__THE DATA__
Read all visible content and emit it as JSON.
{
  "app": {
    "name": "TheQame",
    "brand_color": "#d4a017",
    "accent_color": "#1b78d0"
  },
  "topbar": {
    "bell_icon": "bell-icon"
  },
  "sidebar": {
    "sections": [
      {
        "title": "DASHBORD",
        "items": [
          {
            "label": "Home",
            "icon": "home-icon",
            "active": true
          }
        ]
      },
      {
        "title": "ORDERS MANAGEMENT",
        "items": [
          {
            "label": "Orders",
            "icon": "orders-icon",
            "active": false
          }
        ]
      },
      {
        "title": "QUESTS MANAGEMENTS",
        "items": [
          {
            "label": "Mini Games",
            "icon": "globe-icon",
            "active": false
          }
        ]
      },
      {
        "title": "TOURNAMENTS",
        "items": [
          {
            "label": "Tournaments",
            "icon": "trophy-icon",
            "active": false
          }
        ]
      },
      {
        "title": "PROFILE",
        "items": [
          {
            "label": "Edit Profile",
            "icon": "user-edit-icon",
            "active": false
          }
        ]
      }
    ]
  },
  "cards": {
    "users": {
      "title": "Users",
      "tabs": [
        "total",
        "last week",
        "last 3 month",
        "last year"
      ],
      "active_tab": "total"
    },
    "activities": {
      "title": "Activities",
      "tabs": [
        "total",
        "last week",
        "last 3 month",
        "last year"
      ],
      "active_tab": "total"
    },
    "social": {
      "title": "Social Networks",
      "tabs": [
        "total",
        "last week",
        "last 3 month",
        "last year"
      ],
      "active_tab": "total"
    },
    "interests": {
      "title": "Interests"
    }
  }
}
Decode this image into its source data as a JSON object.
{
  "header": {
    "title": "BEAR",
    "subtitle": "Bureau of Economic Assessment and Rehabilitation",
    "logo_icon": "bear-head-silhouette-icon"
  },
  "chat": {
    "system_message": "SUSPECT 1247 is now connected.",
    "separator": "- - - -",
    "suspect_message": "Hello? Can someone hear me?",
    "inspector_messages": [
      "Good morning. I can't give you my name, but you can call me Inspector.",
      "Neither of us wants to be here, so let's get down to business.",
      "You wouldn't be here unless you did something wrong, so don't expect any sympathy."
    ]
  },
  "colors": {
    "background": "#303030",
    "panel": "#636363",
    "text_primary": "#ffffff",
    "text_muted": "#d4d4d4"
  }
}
--
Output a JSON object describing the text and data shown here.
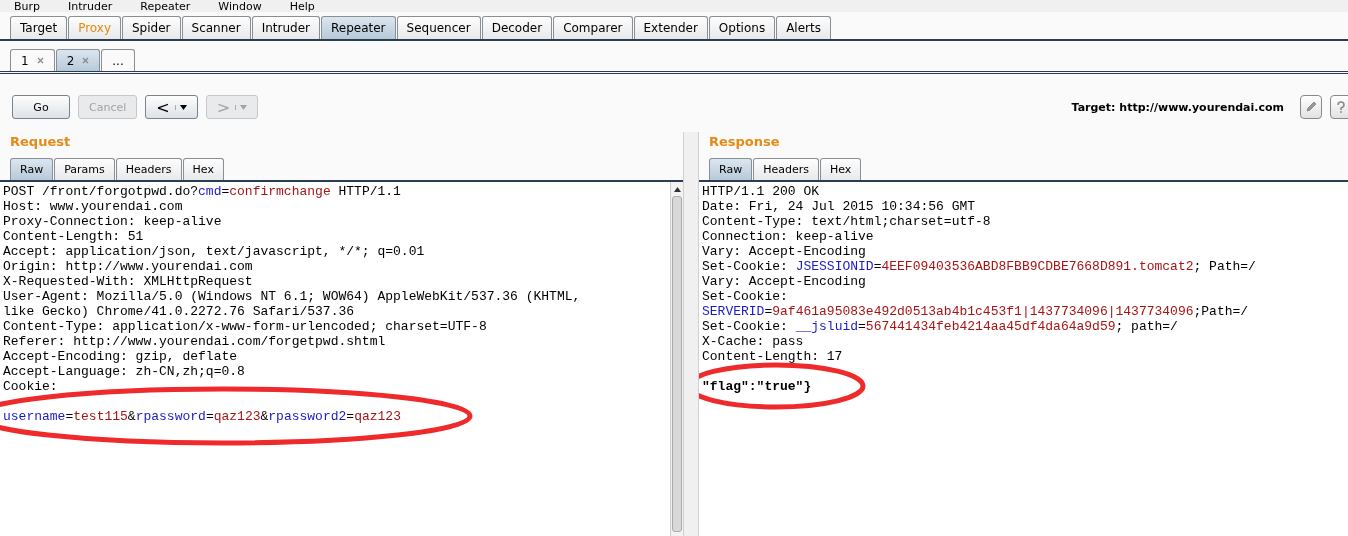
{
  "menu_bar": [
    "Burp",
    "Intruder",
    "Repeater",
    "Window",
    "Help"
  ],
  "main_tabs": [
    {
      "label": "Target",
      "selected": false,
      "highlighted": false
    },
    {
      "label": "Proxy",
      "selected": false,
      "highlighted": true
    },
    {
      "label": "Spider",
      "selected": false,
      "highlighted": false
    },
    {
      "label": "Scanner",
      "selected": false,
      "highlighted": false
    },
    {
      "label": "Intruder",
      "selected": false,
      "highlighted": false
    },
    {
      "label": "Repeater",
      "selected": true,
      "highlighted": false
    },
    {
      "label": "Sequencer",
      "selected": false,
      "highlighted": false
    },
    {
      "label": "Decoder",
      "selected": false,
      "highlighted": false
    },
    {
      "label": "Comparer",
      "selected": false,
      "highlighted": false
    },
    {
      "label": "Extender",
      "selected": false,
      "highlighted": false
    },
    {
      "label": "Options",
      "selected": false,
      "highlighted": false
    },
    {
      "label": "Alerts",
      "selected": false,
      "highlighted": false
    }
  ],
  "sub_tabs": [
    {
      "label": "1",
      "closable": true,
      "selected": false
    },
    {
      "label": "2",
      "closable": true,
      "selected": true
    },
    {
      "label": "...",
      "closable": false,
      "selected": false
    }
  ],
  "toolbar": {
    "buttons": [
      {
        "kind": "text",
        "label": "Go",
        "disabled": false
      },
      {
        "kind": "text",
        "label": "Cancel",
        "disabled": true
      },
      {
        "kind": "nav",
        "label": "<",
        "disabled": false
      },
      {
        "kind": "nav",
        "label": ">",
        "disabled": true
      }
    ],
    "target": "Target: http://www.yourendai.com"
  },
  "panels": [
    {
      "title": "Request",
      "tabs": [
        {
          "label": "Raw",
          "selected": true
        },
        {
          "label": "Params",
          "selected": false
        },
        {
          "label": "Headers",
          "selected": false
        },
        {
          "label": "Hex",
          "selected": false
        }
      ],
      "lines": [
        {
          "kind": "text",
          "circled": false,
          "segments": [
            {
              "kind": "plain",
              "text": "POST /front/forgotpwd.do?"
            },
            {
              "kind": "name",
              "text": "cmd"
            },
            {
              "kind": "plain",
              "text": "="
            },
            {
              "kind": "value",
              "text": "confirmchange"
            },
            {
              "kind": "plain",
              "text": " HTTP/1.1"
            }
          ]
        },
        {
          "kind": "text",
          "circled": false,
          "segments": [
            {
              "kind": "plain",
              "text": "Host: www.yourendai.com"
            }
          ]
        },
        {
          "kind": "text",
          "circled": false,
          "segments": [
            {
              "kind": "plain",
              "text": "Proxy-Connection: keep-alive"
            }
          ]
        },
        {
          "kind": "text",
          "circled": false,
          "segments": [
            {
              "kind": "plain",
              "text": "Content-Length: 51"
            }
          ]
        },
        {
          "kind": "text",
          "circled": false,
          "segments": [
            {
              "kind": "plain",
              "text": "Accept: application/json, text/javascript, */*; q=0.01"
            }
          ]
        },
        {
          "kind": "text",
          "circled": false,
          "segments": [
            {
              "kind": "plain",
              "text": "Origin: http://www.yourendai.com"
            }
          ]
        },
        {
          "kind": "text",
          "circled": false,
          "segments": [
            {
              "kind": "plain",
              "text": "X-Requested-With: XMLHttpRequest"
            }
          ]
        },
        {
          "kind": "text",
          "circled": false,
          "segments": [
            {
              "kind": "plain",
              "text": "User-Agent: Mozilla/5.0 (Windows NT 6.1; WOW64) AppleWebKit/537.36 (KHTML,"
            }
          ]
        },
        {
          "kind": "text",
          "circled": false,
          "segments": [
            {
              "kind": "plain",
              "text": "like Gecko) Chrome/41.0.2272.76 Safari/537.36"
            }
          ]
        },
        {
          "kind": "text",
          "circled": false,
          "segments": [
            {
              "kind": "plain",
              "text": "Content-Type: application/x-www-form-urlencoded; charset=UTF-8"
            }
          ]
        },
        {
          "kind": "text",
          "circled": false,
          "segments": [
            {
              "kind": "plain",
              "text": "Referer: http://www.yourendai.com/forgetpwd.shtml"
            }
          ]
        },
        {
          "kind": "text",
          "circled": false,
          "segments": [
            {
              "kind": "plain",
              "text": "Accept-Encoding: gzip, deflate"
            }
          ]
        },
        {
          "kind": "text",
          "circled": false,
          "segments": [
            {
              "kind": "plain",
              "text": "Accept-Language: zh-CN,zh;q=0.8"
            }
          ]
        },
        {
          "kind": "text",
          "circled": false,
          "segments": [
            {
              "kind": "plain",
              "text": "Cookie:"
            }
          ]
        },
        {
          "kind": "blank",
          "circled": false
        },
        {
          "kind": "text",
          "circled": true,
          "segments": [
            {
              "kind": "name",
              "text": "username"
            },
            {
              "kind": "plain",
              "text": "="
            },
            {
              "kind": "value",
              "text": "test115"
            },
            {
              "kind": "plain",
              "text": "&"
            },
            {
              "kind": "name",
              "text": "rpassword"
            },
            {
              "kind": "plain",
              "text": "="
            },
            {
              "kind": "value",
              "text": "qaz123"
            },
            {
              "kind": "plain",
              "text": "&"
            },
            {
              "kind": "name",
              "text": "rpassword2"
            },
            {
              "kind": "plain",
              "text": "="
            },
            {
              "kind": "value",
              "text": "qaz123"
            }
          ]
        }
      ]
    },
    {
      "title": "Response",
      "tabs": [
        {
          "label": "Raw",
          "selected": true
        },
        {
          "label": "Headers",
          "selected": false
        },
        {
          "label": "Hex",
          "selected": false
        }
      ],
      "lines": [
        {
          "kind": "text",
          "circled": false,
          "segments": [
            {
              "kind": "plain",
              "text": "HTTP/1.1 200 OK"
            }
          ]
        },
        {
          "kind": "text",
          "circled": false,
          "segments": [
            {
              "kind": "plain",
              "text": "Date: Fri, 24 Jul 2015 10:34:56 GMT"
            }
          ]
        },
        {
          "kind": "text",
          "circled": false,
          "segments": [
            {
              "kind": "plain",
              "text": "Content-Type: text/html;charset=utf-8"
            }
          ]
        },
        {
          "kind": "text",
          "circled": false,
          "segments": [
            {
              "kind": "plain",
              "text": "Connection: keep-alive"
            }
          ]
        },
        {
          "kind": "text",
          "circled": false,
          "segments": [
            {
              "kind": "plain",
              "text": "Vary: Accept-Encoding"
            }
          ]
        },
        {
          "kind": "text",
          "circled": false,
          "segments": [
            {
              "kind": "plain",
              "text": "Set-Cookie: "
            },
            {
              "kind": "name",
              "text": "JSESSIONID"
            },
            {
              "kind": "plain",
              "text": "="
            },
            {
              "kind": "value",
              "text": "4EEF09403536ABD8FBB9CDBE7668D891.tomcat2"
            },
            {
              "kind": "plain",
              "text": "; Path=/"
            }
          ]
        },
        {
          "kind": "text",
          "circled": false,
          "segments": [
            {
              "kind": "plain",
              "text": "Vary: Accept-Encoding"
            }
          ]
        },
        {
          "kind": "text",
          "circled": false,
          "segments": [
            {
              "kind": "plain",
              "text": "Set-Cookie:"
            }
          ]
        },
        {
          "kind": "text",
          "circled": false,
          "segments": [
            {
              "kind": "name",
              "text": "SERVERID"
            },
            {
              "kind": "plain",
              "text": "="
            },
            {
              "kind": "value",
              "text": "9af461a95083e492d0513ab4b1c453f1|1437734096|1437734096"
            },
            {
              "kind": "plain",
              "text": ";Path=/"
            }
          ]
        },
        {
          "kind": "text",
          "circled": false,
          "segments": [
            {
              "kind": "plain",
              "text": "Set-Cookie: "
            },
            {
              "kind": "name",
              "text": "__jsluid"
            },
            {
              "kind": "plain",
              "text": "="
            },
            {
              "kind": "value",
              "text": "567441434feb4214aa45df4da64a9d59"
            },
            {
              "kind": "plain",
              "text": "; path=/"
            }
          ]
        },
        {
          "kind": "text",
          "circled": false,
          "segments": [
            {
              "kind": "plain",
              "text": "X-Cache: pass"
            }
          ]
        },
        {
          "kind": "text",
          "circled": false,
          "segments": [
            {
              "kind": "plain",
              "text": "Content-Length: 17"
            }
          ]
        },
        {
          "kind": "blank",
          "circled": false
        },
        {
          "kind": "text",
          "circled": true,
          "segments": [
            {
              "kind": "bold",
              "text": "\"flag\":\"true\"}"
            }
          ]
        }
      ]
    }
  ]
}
* * *
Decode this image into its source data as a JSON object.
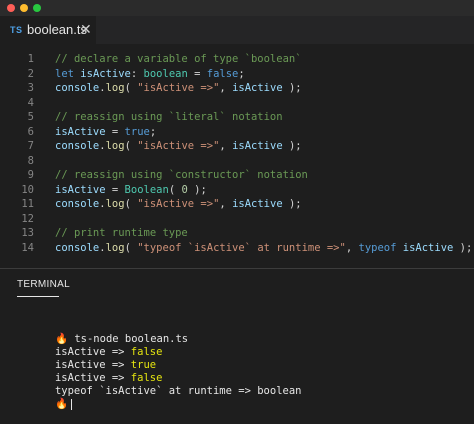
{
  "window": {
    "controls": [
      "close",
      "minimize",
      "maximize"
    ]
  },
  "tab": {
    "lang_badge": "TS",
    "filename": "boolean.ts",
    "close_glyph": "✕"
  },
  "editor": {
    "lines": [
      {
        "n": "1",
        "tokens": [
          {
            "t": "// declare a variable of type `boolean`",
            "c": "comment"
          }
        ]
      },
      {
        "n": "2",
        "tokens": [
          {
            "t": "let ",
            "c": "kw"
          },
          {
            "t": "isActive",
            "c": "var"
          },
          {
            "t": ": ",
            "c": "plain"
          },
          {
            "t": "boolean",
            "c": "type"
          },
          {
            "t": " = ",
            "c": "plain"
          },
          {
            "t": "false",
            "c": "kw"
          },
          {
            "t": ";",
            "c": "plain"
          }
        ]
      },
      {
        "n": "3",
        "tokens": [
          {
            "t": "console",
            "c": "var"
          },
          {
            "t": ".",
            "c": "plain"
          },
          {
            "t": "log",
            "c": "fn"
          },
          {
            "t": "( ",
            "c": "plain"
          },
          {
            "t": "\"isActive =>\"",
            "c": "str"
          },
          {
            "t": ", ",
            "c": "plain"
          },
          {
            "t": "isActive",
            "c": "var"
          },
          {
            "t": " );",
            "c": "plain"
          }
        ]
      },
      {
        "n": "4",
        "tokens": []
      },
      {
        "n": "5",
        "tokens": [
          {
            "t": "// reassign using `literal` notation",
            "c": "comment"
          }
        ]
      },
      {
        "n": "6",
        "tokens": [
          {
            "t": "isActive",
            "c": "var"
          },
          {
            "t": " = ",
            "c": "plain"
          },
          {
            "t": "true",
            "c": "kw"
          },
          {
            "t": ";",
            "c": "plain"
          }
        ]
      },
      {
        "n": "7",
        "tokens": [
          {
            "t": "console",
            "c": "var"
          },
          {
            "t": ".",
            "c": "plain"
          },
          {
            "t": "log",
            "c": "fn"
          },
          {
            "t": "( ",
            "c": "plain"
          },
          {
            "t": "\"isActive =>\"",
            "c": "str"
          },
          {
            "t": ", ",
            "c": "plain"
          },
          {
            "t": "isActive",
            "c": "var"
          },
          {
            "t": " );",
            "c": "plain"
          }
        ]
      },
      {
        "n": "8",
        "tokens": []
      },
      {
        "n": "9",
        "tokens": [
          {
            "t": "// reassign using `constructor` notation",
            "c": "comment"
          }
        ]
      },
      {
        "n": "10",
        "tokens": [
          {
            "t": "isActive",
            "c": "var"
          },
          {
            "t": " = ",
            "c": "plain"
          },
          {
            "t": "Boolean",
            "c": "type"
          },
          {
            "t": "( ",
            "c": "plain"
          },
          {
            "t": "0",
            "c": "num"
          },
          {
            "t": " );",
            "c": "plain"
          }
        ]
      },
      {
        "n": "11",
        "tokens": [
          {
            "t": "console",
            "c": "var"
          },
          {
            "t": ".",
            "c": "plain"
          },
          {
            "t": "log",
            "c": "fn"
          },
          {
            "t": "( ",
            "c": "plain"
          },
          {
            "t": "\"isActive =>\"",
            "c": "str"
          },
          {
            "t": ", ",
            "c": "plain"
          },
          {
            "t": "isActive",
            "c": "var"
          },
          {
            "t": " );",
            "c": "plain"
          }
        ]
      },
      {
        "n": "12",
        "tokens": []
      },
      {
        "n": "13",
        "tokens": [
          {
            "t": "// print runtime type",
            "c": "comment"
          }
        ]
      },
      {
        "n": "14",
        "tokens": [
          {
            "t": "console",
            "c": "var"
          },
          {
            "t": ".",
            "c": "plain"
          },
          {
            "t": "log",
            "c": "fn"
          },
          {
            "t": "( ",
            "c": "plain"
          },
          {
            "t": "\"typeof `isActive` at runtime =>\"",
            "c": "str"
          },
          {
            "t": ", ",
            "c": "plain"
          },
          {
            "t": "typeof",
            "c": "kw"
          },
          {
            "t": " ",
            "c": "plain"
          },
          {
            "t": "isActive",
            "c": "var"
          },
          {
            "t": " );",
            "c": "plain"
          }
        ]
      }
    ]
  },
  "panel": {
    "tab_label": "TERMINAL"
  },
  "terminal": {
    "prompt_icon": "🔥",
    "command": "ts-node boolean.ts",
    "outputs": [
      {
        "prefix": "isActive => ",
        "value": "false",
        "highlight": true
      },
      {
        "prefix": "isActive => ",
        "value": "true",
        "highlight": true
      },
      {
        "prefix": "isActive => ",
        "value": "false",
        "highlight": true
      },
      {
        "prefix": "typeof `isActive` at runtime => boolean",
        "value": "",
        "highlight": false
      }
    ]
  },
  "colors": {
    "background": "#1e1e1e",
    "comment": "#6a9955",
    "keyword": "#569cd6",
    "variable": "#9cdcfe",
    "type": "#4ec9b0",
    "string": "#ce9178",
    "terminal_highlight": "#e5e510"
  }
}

__SET PROBLEM__
Write out every line of the preceding listing that contains "Accept".

__EXERCISE ANSWER__
              "text": "Accept: application/json, text/javascript, */*; q=0.01"
              "text": "Accept-Encoding: gzip, deflate"
              "text": "Accept-Language: zh-CN,zh;q=0.8"
              "text": "Vary: Accept-Encoding"
              "text": "Vary: Accept-Encoding"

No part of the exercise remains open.